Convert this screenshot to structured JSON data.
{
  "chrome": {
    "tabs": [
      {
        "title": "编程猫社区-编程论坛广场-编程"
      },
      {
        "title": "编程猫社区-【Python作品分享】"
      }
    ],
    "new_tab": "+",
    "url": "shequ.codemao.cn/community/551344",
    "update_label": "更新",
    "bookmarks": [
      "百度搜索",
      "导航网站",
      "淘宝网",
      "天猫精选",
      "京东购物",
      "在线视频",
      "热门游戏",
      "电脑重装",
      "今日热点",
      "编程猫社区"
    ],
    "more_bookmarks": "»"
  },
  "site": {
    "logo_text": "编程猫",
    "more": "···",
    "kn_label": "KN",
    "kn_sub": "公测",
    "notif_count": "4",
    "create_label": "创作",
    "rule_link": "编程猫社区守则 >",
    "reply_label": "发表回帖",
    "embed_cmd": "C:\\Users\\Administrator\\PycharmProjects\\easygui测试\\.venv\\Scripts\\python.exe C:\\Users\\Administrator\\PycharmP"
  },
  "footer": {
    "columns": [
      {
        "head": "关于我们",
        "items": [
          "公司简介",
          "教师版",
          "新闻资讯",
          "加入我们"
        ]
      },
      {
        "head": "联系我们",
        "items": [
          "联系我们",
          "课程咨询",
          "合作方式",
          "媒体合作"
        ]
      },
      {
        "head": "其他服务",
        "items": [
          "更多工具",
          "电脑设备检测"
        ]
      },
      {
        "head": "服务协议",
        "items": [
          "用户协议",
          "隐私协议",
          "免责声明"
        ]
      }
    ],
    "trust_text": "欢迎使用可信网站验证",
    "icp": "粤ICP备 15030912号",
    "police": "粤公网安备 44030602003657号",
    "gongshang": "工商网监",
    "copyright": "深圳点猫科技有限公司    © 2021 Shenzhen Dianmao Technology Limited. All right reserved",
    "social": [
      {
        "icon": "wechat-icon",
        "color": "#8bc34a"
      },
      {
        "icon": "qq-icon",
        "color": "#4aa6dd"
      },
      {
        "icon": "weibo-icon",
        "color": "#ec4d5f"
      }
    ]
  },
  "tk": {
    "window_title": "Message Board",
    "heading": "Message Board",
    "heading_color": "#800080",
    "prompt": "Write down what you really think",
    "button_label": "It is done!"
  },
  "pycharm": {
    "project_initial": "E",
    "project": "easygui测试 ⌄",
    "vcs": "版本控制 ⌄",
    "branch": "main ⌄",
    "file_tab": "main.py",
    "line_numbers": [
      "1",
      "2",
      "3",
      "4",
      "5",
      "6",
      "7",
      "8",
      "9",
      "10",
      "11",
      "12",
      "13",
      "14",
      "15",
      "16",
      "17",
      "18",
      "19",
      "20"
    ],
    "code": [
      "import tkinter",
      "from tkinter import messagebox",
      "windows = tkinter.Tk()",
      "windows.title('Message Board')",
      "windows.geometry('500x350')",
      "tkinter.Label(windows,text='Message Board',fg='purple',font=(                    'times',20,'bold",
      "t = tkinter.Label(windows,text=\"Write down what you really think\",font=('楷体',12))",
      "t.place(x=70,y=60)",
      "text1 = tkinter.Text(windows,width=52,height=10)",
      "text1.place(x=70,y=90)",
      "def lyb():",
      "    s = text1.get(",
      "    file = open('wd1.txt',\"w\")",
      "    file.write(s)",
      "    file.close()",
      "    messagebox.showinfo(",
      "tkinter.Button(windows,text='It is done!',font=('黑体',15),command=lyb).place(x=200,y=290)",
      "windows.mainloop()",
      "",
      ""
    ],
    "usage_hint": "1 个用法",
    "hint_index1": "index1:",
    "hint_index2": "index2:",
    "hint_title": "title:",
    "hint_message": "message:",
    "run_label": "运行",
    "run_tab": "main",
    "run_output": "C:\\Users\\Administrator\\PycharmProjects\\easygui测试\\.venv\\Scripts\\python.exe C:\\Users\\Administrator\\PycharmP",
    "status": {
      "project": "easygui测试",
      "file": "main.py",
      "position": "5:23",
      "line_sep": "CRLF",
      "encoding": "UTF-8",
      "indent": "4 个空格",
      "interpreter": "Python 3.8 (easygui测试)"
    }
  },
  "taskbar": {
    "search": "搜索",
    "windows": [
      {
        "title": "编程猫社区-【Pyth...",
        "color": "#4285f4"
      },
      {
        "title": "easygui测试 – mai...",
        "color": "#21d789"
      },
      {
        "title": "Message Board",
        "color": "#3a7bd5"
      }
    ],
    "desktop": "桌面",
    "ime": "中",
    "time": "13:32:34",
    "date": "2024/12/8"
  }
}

● ● ● ●

▶ _Goal_
Repeat the material above in full, exactly as it stands.

▶ _Solved exercise_
Convert this screenshot to structured JSON data.
{
  "chrome": {
    "tabs": [
      {
        "title": "编程猫社区-编程论坛广场-编程"
      },
      {
        "title": "编程猫社区-【Python作品分享】"
      }
    ],
    "new_tab": "+",
    "url": "shequ.codemao.cn/community/551344",
    "update_label": "更新",
    "bookmarks": [
      "百度搜索",
      "导航网站",
      "淘宝网",
      "天猫精选",
      "京东购物",
      "在线视频",
      "热门游戏",
      "电脑重装",
      "今日热点",
      "编程猫社区"
    ],
    "more_bookmarks": "»"
  },
  "site": {
    "logo_text": "编程猫",
    "more": "···",
    "kn_label": "KN",
    "kn_sub": "公测",
    "notif_count": "4",
    "create_label": "创作",
    "rule_link": "编程猫社区守则 >",
    "reply_label": "发表回帖",
    "embed_cmd": "C:\\Users\\Administrator\\PycharmProjects\\easygui测试\\.venv\\Scripts\\python.exe C:\\Users\\Administrator\\PycharmP"
  },
  "footer": {
    "columns": [
      {
        "head": "关于我们",
        "items": [
          "公司简介",
          "教师版",
          "新闻资讯",
          "加入我们"
        ]
      },
      {
        "head": "联系我们",
        "items": [
          "联系我们",
          "课程咨询",
          "合作方式",
          "媒体合作"
        ]
      },
      {
        "head": "其他服务",
        "items": [
          "更多工具",
          "电脑设备检测"
        ]
      },
      {
        "head": "服务协议",
        "items": [
          "用户协议",
          "隐私协议",
          "免责声明"
        ]
      }
    ],
    "trust_text": "欢迎使用可信网站验证",
    "icp": "粤ICP备 15030912号",
    "police": "粤公网安备 44030602003657号",
    "gongshang": "工商网监",
    "copyright": "深圳点猫科技有限公司    © 2021 Shenzhen Dianmao Technology Limited. All right reserved",
    "social": [
      {
        "icon": "wechat-icon",
        "color": "#8bc34a"
      },
      {
        "icon": "qq-icon",
        "color": "#4aa6dd"
      },
      {
        "icon": "weibo-icon",
        "color": "#ec4d5f"
      }
    ]
  },
  "tk": {
    "window_title": "Message Board",
    "heading": "Message Board",
    "heading_color": "#800080",
    "prompt": "Write down what you really think",
    "button_label": "It is done!"
  },
  "pycharm": {
    "project_initial": "E",
    "project": "easygui测试 ⌄",
    "vcs": "版本控制 ⌄",
    "branch": "main ⌄",
    "file_tab": "main.py",
    "line_numbers": [
      "1",
      "2",
      "3",
      "4",
      "5",
      "6",
      "7",
      "8",
      "9",
      "10",
      "11",
      "12",
      "13",
      "14",
      "15",
      "16",
      "17",
      "18",
      "19",
      "20"
    ],
    "code": [
      "import tkinter",
      "from tkinter import messagebox",
      "windows = tkinter.Tk()",
      "windows.title('Message Board')",
      "windows.geometry('500x350')",
      "tkinter.Label(windows,text='Message Board',fg='purple',font=(                    'times',20,'bold",
      "t = tkinter.Label(windows,text=\"Write down what you really think\",font=('楷体',12))",
      "t.place(x=70,y=60)",
      "text1 = tkinter.Text(windows,width=52,height=10)",
      "text1.place(x=70,y=90)",
      "def lyb():",
      "    s = text1.get(",
      "    file = open('wd1.txt',\"w\")",
      "    file.write(s)",
      "    file.close()",
      "    messagebox.showinfo(",
      "tkinter.Button(windows,text='It is done!',font=('黑体',15),command=lyb).place(x=200,y=290)",
      "windows.mainloop()",
      "",
      ""
    ],
    "usage_hint": "1 个用法",
    "hint_index1": "index1:",
    "hint_index2": "index2:",
    "hint_title": "title:",
    "hint_message": "message:",
    "run_label": "运行",
    "run_tab": "main",
    "run_output": "C:\\Users\\Administrator\\PycharmProjects\\easygui测试\\.venv\\Scripts\\python.exe C:\\Users\\Administrator\\PycharmP",
    "status": {
      "project": "easygui测试",
      "file": "main.py",
      "position": "5:23",
      "line_sep": "CRLF",
      "encoding": "UTF-8",
      "indent": "4 个空格",
      "interpreter": "Python 3.8 (easygui测试)"
    }
  },
  "taskbar": {
    "search": "搜索",
    "windows": [
      {
        "title": "编程猫社区-【Pyth...",
        "color": "#4285f4"
      },
      {
        "title": "easygui测试 – mai...",
        "color": "#21d789"
      },
      {
        "title": "Message Board",
        "color": "#3a7bd5"
      }
    ],
    "desktop": "桌面",
    "ime": "中",
    "time": "13:32:34",
    "date": "2024/12/8"
  }
}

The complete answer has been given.